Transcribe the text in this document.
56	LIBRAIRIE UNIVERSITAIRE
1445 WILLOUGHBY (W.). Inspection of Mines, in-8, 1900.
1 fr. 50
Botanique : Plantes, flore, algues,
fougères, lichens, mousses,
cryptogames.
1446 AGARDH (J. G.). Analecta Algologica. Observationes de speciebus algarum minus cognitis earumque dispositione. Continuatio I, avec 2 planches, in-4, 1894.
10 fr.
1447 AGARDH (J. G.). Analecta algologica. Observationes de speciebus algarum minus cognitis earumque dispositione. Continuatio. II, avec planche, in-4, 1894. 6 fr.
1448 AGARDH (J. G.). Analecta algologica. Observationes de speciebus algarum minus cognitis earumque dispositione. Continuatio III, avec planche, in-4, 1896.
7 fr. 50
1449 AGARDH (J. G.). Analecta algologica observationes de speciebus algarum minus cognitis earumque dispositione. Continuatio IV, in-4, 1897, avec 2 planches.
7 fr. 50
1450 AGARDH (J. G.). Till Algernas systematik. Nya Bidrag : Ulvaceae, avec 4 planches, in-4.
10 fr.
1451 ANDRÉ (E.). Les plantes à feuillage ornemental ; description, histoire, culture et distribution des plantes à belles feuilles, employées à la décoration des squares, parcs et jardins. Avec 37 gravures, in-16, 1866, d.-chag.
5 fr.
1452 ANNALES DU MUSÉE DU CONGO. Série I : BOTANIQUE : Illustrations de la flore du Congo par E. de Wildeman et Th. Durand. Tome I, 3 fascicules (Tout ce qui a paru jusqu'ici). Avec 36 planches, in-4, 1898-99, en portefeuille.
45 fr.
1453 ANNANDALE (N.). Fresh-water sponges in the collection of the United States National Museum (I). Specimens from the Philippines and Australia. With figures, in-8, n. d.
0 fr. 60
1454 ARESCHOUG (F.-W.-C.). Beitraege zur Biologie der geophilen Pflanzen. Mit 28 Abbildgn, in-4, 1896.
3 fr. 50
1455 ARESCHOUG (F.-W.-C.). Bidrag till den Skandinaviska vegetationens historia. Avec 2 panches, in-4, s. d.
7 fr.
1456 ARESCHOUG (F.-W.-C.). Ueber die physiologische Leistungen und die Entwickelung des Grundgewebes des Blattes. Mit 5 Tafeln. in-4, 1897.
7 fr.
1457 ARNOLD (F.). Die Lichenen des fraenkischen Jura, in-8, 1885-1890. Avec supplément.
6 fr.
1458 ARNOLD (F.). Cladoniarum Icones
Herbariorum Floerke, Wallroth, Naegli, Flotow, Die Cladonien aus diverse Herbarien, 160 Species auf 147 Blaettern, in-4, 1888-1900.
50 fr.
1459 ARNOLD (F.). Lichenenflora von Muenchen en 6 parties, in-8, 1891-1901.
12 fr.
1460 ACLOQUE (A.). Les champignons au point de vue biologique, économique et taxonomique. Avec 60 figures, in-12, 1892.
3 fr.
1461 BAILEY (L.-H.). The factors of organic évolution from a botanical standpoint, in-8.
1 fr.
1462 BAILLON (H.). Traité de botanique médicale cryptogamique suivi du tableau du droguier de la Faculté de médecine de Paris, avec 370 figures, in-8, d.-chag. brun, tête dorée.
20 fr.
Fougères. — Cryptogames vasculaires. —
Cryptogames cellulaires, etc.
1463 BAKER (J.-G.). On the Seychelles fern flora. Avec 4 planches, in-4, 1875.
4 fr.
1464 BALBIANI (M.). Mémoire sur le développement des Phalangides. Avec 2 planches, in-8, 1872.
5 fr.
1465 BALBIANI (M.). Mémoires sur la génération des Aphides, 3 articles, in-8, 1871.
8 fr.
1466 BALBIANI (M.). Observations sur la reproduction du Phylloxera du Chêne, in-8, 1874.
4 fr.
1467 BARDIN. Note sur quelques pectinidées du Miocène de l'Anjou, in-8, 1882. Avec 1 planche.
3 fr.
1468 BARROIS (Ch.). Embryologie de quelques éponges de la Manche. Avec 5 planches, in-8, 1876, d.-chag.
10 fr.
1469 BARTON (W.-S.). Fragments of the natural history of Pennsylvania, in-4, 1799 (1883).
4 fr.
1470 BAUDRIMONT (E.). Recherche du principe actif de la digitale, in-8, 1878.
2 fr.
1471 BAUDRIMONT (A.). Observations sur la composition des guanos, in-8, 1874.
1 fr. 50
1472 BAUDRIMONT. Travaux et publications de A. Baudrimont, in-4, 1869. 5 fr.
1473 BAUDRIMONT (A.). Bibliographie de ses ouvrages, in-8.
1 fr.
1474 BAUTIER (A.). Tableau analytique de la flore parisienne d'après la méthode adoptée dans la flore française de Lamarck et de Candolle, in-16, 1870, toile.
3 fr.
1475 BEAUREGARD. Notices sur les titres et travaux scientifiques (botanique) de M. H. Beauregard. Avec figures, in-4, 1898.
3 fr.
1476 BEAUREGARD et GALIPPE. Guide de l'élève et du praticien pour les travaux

Exercise goal:
All lines in the data that contain the word "chag" should be copied.

Response to the task:
1451 ANDRÉ (E.). Les plantes à feuillage ornemental ; description, histoire, culture et distribution des plantes à belles feuilles, employées à la décoration des squares, parcs et jardins. Avec 37 gravures, in-16, 1866, d.-chag.
1462 BAILLON (H.). Traité de botanique médicale cryptogamique suivi du tableau du droguier de la Faculté de médecine de Paris, avec 370 figures, in-8, d.-chag. brun, tête dorée.
1468 BARROIS (Ch.). Embryologie de quelques éponges de la Manche. Avec 5 planches, in-8, 1876, d.-chag.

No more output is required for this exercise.